PROVIDED INFORMATION:
◇ ◇ ◇ ◇ ◇ ◇ ◇

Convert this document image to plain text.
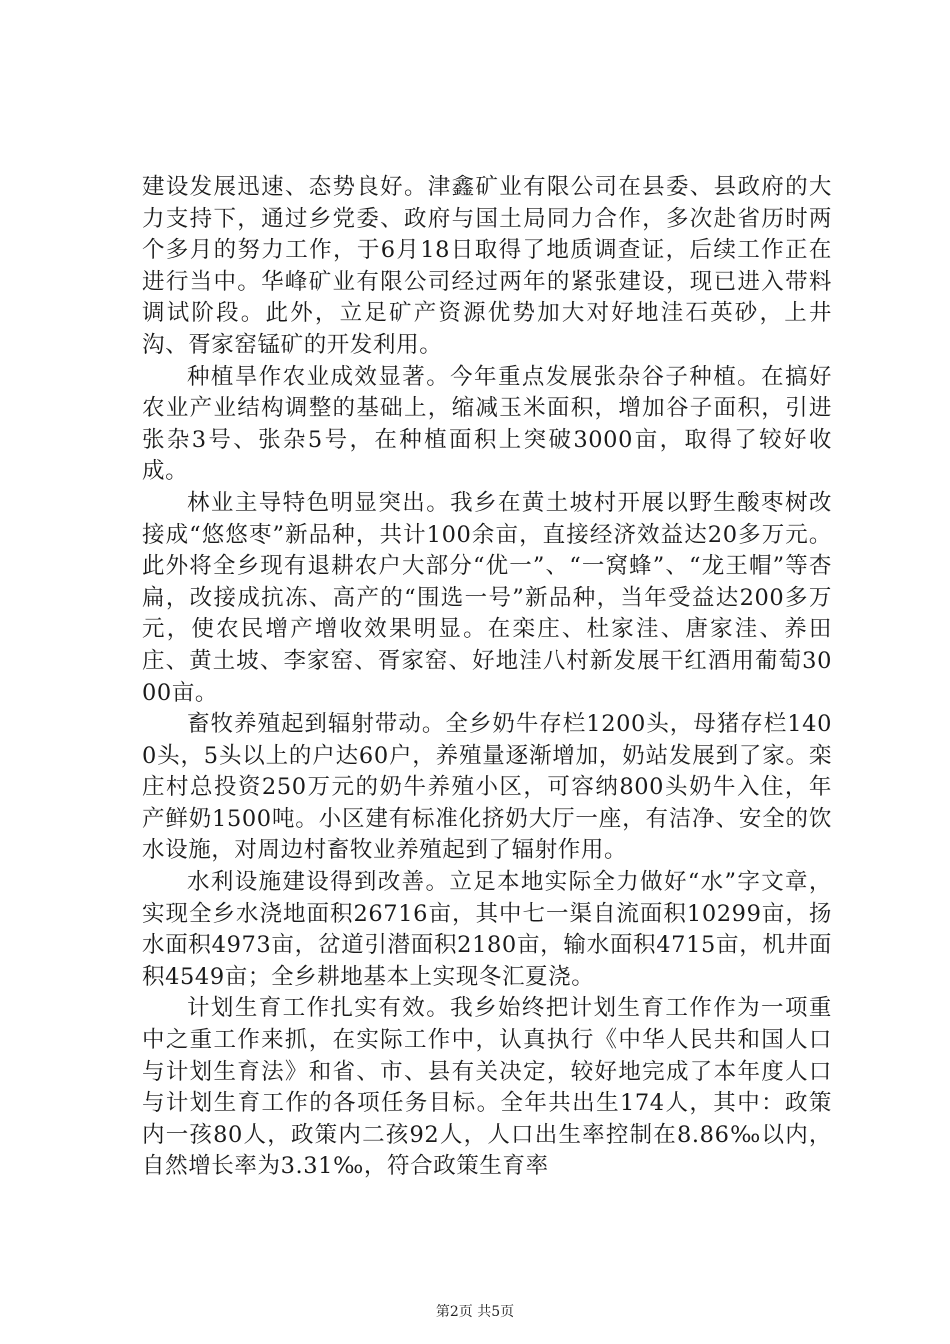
建设发展迅速、态势良好。津鑫矿业有限公司在县委、县政府的大力支持下，通过乡党委、政府与国土局同力合作，多次赴省历时两个多月的努力工作，于6月18日取得了地质调查证，后续工作正在进行当中。华峰矿业有限公司经过两年的紧张建设，现已进入带料调试阶段。此外，立足矿产资源优势加大对好地洼石英砂，上井沟、胥家窑锰矿的开发利用。

种植旱作农业成效显著。今年重点发展张杂谷子种植。在搞好农业产业结构调整的基础上，缩减玉米面积，增加谷子面积，引进张杂3号、张杂5号，在种植面积上突破3000亩，取得了较好收成。

林业主导特色明显突出。我乡在黄土坡村开展以野生酸枣树改接成“悠悠枣”新品种，共计100余亩，直接经济效益达20多万元。此外将全乡现有退耕农户大部分“优一”、“一窝蜂”、“龙王帽”等杏扁，改接成抗冻、高产的“围选一号”新品种，当年受益达200多万元，使农民增产增收效果明显。在栾庄、杜家洼、唐家洼、养田庄、黄土坡、李家窑、胥家窑、好地洼八村新发展干红酒用葡萄3000亩。

畜牧养殖起到辐射带动。全乡奶牛存栏1200头，母猪存栏1400头，5头以上的户达60户，养殖量逐渐增加，奶站发展到了家。栾庄村总投资250万元的奶牛养殖小区，可容纳800头奶牛入住，年产鲜奶1500吨。小区建有标准化挤奶大厅一座，有洁净、安全的饮水设施，对周边村畜牧业养殖起到了辐射作用。

水利设施建设得到改善。立足本地实际全力做好“水”字文章，实现全乡水浇地面积26716亩，其中七一渠自流面积10299亩，扬水面积4973亩，岔道引潜面积2180亩，输水面积4715亩，机井面积4549亩；全乡耕地基本上实现冬汇夏浇。

计划生育工作扎实有效。我乡始终把计划生育工作作为一项重中之重工作来抓，在实际工作中，认真执行《中华人民共和国人口与计划生育法》和省、市、县有关决定，较好地完成了本年度人口与计划生育工作的各项任务目标。全年共出生174人，其中：政策内一孩80人，政策内二孩92人，人口出生率控制在8.86‰以内，自然增长率为3.31‰，符合政策生育率

第2页 共5页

◇ ◇ ◇ ◇ ◇ ◇ ◇

TASK DIRECTIONS: Repeat the records above exactly, leaving out the pictures.

SOLUTION:
Convert this document image to plain text.
建设发展迅速、态势良好。津鑫矿业有限公司在县委、县政府的大力支持下，通过乡党委、政府与国土局同力合作，多次赴省历时两个多月的努力工作，于6月18日取得了地质调查证，后续工作正在进行当中。华峰矿业有限公司经过两年的紧张建设，现已进入带料调试阶段。此外，立足矿产资源优势加大对好地洼石英砂，上井沟、胥家窑锰矿的开发利用。

种植旱作农业成效显著。今年重点发展张杂谷子种植。在搞好农业产业结构调整的基础上，缩减玉米面积，增加谷子面积，引进张杂3号、张杂5号，在种植面积上突破3000亩，取得了较好收成。

林业主导特色明显突出。我乡在黄土坡村开展以野生酸枣树改接成“悠悠枣”新品种，共计100余亩，直接经济效益达20多万元。此外将全乡现有退耕农户大部分“优一”、“一窝蜂”、“龙王帽”等杏扁，改接成抗冻、高产的“围选一号”新品种，当年受益达200多万元，使农民增产增收效果明显。在栾庄、杜家洼、唐家洼、养田庄、黄土坡、李家窑、胥家窑、好地洼八村新发展干红酒用葡萄3000亩。

畜牧养殖起到辐射带动。全乡奶牛存栏1200头，母猪存栏1400头，5头以上的户达60户，养殖量逐渐增加，奶站发展到了家。栾庄村总投资250万元的奶牛养殖小区，可容纳800头奶牛入住，年产鲜奶1500吨。小区建有标准化挤奶大厅一座，有洁净、安全的饮水设施，对周边村畜牧业养殖起到了辐射作用。

水利设施建设得到改善。立足本地实际全力做好“水”字文章，实现全乡水浇地面积26716亩，其中七一渠自流面积10299亩，扬水面积4973亩，岔道引潜面积2180亩，输水面积4715亩，机井面积4549亩；全乡耕地基本上实现冬汇夏浇。

计划生育工作扎实有效。我乡始终把计划生育工作作为一项重中之重工作来抓，在实际工作中，认真执行《中华人民共和国人口与计划生育法》和省、市、县有关决定，较好地完成了本年度人口与计划生育工作的各项任务目标。全年共出生174人，其中：政策内一孩80人，政策内二孩92人，人口出生率控制在8.86‰以内，自然增长率为3.31‰，符合政策生育率

第2页 共5页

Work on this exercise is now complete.